━━━━━ Entries provided

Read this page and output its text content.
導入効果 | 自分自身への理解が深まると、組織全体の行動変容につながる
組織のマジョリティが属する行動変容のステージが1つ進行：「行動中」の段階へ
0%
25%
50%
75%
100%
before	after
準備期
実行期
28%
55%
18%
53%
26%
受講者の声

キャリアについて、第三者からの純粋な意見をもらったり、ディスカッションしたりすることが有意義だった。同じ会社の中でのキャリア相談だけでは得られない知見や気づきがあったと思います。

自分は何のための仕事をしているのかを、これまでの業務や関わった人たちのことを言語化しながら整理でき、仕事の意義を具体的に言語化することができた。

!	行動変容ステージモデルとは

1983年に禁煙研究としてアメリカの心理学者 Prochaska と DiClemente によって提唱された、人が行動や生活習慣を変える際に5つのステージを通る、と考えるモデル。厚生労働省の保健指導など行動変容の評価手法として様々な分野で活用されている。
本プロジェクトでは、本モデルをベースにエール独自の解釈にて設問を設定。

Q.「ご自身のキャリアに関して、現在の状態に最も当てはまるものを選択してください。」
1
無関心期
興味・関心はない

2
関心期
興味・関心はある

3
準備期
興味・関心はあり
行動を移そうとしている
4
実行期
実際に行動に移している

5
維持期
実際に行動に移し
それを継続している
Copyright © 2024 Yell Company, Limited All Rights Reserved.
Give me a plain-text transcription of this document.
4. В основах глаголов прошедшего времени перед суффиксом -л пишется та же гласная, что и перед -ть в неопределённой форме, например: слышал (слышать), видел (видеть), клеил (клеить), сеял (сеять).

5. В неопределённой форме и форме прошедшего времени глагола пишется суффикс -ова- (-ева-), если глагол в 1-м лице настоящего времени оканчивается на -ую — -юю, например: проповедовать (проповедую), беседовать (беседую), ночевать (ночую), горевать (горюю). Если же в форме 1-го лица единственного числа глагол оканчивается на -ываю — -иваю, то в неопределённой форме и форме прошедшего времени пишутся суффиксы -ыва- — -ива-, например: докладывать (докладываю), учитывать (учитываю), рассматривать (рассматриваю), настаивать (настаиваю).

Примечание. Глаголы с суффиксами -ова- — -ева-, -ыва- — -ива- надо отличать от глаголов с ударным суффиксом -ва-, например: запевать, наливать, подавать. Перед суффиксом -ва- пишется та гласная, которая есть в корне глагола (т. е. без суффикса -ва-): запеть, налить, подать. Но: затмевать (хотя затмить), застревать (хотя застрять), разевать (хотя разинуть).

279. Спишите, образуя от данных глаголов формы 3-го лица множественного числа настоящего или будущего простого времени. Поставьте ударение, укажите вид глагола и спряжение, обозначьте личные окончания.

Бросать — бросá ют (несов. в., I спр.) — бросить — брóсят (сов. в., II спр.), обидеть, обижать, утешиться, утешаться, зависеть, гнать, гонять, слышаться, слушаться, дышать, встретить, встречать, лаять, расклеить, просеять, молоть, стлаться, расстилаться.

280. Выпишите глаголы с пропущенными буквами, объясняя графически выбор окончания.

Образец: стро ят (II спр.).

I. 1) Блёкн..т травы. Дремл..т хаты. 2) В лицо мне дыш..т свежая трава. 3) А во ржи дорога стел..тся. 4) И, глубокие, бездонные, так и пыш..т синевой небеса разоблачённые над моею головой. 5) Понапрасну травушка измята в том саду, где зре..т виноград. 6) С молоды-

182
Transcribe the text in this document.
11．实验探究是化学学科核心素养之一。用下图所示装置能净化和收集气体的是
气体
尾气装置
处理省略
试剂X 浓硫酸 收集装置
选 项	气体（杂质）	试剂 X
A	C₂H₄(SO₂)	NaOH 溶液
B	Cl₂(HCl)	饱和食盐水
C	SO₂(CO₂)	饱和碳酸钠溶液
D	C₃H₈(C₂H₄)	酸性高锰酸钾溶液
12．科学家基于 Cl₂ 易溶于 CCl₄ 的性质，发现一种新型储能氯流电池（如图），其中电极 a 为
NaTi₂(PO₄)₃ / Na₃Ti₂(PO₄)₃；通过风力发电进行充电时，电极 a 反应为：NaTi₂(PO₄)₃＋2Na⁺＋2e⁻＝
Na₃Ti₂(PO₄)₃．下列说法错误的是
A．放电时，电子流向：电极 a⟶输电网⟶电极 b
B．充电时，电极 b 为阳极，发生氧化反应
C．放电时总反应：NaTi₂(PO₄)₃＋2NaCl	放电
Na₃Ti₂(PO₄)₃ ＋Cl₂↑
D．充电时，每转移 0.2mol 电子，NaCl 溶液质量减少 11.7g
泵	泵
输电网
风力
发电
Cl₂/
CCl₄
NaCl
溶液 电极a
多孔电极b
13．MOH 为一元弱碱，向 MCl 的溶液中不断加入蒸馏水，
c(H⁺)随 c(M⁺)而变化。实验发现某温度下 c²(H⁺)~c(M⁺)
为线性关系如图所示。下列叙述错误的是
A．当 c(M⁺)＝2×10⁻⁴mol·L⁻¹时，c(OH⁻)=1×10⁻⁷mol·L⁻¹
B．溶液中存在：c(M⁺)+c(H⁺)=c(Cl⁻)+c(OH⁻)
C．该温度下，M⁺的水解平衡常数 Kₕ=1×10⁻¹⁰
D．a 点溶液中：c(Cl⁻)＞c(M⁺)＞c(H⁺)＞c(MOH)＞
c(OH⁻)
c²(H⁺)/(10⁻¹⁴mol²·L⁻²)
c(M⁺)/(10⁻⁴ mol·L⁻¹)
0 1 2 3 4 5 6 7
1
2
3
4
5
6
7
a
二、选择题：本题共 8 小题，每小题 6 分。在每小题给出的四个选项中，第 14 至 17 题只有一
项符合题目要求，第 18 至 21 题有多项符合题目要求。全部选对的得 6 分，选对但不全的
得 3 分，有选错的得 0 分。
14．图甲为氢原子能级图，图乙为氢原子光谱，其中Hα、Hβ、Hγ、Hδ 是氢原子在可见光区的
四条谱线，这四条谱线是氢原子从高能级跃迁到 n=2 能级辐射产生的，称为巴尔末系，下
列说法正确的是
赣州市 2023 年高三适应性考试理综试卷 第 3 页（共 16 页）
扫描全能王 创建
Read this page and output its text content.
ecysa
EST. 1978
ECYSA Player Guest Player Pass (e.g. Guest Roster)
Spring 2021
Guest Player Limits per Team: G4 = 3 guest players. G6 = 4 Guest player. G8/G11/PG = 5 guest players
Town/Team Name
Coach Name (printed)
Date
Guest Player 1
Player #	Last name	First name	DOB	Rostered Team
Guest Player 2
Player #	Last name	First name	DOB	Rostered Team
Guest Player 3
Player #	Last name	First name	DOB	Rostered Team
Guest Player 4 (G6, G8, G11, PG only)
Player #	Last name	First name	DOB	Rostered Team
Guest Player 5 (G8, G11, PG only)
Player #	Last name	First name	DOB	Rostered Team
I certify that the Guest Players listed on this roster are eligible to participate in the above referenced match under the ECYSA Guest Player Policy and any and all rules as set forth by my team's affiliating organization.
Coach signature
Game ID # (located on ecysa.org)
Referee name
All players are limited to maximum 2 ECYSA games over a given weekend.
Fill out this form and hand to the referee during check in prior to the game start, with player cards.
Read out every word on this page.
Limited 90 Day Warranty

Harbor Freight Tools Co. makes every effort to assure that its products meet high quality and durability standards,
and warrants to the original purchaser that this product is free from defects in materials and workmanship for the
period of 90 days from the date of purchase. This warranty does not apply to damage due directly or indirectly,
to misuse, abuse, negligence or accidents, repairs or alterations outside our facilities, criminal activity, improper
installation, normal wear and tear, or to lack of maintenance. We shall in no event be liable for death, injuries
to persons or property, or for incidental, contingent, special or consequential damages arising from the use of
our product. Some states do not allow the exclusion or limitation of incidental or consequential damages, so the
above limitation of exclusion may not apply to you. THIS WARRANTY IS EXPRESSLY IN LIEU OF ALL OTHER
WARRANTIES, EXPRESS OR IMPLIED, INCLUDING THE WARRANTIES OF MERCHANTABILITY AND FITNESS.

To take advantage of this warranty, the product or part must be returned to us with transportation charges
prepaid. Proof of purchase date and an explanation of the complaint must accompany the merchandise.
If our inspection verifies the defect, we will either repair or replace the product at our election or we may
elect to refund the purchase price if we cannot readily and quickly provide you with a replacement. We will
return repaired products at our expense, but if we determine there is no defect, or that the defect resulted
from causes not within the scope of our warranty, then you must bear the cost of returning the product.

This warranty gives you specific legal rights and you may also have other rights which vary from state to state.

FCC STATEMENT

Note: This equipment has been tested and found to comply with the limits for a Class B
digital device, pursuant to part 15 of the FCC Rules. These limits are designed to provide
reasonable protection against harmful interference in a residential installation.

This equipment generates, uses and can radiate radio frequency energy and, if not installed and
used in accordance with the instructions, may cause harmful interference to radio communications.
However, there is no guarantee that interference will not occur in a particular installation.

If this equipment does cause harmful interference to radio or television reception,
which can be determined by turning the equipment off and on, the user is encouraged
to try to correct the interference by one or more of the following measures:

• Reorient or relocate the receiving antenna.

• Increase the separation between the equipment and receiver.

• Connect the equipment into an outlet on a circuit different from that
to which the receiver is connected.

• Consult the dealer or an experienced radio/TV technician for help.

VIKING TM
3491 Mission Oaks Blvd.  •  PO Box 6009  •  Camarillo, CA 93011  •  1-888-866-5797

━━━━━━━━━━

** Task statement **
Make a tally of the lines in this data that include the string "which", and answer with that tally alone.

** Written response **
3